The exercise: Go through the lines below and copy each one that holds the string "Give".

Records for processing:
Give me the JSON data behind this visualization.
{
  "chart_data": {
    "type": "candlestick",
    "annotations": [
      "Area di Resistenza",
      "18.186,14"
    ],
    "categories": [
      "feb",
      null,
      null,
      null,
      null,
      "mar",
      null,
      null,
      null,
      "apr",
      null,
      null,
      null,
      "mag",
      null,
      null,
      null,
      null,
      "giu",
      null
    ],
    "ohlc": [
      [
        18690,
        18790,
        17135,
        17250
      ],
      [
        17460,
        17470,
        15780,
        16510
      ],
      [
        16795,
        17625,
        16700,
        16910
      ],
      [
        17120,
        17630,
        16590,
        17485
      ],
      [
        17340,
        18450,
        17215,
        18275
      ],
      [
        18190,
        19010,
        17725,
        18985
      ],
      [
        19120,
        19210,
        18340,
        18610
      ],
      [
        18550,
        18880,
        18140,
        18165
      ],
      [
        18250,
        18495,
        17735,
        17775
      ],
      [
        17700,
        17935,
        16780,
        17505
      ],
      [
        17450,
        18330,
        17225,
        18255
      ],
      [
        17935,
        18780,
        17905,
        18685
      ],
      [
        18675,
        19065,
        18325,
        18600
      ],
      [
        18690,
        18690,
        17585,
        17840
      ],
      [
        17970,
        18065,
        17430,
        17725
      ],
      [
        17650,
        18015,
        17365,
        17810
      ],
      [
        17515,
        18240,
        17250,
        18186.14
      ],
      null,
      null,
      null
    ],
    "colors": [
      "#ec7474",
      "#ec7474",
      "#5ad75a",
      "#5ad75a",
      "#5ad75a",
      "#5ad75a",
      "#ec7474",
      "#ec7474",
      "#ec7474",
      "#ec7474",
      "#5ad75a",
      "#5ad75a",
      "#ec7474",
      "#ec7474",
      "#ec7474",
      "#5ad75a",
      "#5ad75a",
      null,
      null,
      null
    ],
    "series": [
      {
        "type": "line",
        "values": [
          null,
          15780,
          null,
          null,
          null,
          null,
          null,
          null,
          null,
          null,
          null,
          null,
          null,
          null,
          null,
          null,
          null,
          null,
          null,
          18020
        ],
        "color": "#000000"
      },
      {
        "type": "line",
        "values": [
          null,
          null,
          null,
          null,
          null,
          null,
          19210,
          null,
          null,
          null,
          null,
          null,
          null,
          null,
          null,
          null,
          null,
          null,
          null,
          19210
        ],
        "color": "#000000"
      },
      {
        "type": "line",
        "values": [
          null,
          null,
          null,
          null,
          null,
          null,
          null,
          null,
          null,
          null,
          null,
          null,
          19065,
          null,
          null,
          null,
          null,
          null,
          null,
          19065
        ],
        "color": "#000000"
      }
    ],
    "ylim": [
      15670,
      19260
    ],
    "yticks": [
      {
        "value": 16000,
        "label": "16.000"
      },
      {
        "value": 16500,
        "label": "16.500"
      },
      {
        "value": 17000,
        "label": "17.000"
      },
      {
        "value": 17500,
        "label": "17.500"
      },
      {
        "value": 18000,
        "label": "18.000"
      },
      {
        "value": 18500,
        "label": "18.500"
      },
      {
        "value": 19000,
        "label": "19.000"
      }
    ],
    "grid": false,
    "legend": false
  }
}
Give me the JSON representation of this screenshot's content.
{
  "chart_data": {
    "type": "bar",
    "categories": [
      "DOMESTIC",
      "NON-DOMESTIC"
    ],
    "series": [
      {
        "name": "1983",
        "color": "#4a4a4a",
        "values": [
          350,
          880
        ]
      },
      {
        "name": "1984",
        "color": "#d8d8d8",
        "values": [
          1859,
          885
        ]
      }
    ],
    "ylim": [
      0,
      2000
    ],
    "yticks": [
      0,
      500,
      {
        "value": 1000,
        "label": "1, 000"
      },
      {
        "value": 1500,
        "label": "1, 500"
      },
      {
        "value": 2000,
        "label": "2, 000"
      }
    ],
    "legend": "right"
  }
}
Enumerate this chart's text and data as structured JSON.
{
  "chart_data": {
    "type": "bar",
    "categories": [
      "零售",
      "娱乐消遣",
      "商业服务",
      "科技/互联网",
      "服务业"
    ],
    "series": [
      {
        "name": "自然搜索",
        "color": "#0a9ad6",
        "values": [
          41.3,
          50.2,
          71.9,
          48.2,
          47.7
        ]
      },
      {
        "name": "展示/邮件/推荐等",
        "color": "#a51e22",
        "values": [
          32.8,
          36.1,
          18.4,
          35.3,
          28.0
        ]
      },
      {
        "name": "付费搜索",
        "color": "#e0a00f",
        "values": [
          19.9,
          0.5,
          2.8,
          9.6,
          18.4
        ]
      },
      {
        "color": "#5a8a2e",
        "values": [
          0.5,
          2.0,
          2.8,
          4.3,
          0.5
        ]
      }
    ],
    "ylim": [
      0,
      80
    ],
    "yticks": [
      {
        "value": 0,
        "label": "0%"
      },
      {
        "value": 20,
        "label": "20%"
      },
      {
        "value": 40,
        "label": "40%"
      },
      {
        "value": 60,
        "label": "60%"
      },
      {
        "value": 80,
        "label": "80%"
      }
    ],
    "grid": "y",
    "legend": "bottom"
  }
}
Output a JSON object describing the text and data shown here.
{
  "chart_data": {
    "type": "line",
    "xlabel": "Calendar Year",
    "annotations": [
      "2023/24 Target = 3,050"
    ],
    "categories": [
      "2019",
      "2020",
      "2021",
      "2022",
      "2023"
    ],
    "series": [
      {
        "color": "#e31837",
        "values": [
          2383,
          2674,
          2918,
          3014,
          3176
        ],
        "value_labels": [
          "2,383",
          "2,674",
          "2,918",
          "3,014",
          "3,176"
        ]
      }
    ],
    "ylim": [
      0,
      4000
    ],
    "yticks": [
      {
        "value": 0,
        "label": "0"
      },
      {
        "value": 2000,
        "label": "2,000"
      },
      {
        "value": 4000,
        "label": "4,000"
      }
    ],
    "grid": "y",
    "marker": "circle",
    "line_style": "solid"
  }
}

Output of the exercise:
Give me the JSON data behind this visualization.
Give me the JSON representation of this screenshot's content.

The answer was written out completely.